### TASK BRIEF
Copy all the material below, exactly as it stands.

### ENTRIES SHOWN
□ □ □ □ □

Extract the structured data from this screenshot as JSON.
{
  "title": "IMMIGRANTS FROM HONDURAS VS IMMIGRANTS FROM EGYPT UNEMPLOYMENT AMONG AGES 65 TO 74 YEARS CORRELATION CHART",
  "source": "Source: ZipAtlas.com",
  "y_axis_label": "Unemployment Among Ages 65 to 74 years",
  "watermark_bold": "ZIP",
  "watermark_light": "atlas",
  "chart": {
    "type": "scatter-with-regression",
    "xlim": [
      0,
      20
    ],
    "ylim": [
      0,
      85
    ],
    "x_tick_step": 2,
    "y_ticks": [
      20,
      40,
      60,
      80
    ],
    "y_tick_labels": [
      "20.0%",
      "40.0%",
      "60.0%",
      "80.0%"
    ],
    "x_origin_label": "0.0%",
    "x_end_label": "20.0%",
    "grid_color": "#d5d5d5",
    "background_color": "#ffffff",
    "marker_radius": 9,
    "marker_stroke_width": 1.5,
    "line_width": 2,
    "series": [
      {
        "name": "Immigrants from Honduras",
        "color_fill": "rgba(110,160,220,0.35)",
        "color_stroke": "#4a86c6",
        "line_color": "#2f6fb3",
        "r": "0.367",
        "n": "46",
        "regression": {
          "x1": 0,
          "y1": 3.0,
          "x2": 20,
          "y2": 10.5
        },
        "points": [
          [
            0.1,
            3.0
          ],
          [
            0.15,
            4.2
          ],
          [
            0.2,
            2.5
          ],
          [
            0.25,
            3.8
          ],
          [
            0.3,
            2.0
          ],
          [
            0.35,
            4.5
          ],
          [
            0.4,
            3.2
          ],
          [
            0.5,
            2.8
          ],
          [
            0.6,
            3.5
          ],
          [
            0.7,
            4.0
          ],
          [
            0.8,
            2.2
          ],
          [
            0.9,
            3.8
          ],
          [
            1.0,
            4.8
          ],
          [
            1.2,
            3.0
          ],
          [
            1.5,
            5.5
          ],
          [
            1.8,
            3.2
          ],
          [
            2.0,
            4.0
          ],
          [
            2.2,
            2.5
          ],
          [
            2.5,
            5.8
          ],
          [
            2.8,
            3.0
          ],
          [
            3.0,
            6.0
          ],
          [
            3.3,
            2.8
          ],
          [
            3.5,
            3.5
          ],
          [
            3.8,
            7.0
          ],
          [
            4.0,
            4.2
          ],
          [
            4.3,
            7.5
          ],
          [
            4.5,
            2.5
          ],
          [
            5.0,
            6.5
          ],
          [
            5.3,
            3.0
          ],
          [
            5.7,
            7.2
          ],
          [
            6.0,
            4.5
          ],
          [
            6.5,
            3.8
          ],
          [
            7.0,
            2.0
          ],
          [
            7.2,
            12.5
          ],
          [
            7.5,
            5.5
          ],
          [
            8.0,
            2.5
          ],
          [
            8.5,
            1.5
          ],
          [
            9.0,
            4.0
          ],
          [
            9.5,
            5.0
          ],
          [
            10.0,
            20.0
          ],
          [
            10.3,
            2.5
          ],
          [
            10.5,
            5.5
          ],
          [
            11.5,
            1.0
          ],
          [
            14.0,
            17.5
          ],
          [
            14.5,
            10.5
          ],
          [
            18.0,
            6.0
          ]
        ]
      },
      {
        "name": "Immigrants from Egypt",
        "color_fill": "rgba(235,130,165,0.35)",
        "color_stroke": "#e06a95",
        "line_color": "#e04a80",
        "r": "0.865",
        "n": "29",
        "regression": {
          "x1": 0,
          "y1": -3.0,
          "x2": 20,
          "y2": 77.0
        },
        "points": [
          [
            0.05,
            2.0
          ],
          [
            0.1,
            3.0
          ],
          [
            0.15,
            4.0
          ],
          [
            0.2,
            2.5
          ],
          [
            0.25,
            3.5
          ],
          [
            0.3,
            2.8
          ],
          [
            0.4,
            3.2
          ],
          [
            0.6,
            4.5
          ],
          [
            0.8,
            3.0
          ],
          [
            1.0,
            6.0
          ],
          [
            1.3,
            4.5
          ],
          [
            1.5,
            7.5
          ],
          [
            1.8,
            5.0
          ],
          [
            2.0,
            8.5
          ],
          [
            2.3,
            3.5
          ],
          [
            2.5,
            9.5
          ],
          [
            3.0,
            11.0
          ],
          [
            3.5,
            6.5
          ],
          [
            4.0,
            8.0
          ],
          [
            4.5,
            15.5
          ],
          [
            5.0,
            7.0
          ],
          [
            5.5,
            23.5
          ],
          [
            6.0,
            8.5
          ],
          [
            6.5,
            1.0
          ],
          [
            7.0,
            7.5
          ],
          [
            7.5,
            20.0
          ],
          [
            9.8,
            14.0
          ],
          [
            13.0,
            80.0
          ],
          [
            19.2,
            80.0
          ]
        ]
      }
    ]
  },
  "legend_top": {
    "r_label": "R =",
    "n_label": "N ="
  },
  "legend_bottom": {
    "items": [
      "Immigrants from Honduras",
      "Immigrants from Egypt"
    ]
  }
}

□ □ □ □ □

### FINAL ANSWER
Extract the structured data from this screenshot as JSON.
{
  "title": "IMMIGRANTS FROM HONDURAS VS IMMIGRANTS FROM EGYPT UNEMPLOYMENT AMONG AGES 65 TO 74 YEARS CORRELATION CHART",
  "source": "Source: ZipAtlas.com",
  "y_axis_label": "Unemployment Among Ages 65 to 74 years",
  "watermark_bold": "ZIP",
  "watermark_light": "atlas",
  "chart": {
    "type": "scatter-with-regression",
    "xlim": [
      0,
      20
    ],
    "ylim": [
      0,
      85
    ],
    "x_tick_step": 2,
    "y_ticks": [
      20,
      40,
      60,
      80
    ],
    "y_tick_labels": [
      "20.0%",
      "40.0%",
      "60.0%",
      "80.0%"
    ],
    "x_origin_label": "0.0%",
    "x_end_label": "20.0%",
    "grid_color": "#d5d5d5",
    "background_color": "#ffffff",
    "marker_radius": 9,
    "marker_stroke_width": 1.5,
    "line_width": 2,
    "series": [
      {
        "name": "Immigrants from Honduras",
        "color_fill": "rgba(110,160,220,0.35)",
        "color_stroke": "#4a86c6",
        "line_color": "#2f6fb3",
        "r": "0.367",
        "n": "46",
        "regression": {
          "x1": 0,
          "y1": 3.0,
          "x2": 20,
          "y2": 10.5
        },
        "points": [
          [
            0.1,
            3.0
          ],
          [
            0.15,
            4.2
          ],
          [
            0.2,
            2.5
          ],
          [
            0.25,
            3.8
          ],
          [
            0.3,
            2.0
          ],
          [
            0.35,
            4.5
          ],
          [
            0.4,
            3.2
          ],
          [
            0.5,
            2.8
          ],
          [
            0.6,
            3.5
          ],
          [
            0.7,
            4.0
          ],
          [
            0.8,
            2.2
          ],
          [
            0.9,
            3.8
          ],
          [
            1.0,
            4.8
          ],
          [
            1.2,
            3.0
          ],
          [
            1.5,
            5.5
          ],
          [
            1.8,
            3.2
          ],
          [
            2.0,
            4.0
          ],
          [
            2.2,
            2.5
          ],
          [
            2.5,
            5.8
          ],
          [
            2.8,
            3.0
          ],
          [
            3.0,
            6.0
          ],
          [
            3.3,
            2.8
          ],
          [
            3.5,
            3.5
          ],
          [
            3.8,
            7.0
          ],
          [
            4.0,
            4.2
          ],
          [
            4.3,
            7.5
          ],
          [
            4.5,
            2.5
          ],
          [
            5.0,
            6.5
          ],
          [
            5.3,
            3.0
          ],
          [
            5.7,
            7.2
          ],
          [
            6.0,
            4.5
          ],
          [
            6.5,
            3.8
          ],
          [
            7.0,
            2.0
          ],
          [
            7.2,
            12.5
          ],
          [
            7.5,
            5.5
          ],
          [
            8.0,
            2.5
          ],
          [
            8.5,
            1.5
          ],
          [
            9.0,
            4.0
          ],
          [
            9.5,
            5.0
          ],
          [
            10.0,
            20.0
          ],
          [
            10.3,
            2.5
          ],
          [
            10.5,
            5.5
          ],
          [
            11.5,
            1.0
          ],
          [
            14.0,
            17.5
          ],
          [
            14.5,
            10.5
          ],
          [
            18.0,
            6.0
          ]
        ]
      },
      {
        "name": "Immigrants from Egypt",
        "color_fill": "rgba(235,130,165,0.35)",
        "color_stroke": "#e06a95",
        "line_color": "#e04a80",
        "r": "0.865",
        "n": "29",
        "regression": {
          "x1": 0,
          "y1": -3.0,
          "x2": 20,
          "y2": 77.0
        },
        "points": [
          [
            0.05,
            2.0
          ],
          [
            0.1,
            3.0
          ],
          [
            0.15,
            4.0
          ],
          [
            0.2,
            2.5
          ],
          [
            0.25,
            3.5
          ],
          [
            0.3,
            2.8
          ],
          [
            0.4,
            3.2
          ],
          [
            0.6,
            4.5
          ],
          [
            0.8,
            3.0
          ],
          [
            1.0,
            6.0
          ],
          [
            1.3,
            4.5
          ],
          [
            1.5,
            7.5
          ],
          [
            1.8,
            5.0
          ],
          [
            2.0,
            8.5
          ],
          [
            2.3,
            3.5
          ],
          [
            2.5,
            9.5
          ],
          [
            3.0,
            11.0
          ],
          [
            3.5,
            6.5
          ],
          [
            4.0,
            8.0
          ],
          [
            4.5,
            15.5
          ],
          [
            5.0,
            7.0
          ],
          [
            5.5,
            23.5
          ],
          [
            6.0,
            8.5
          ],
          [
            6.5,
            1.0
          ],
          [
            7.0,
            7.5
          ],
          [
            7.5,
            20.0
          ],
          [
            9.8,
            14.0
          ],
          [
            13.0,
            80.0
          ],
          [
            19.2,
            80.0
          ]
        ]
      }
    ]
  },
  "legend_top": {
    "r_label": "R =",
    "n_label": "N ="
  },
  "legend_bottom": {
    "items": [
      "Immigrants from Honduras",
      "Immigrants from Egypt"
    ]
  }
}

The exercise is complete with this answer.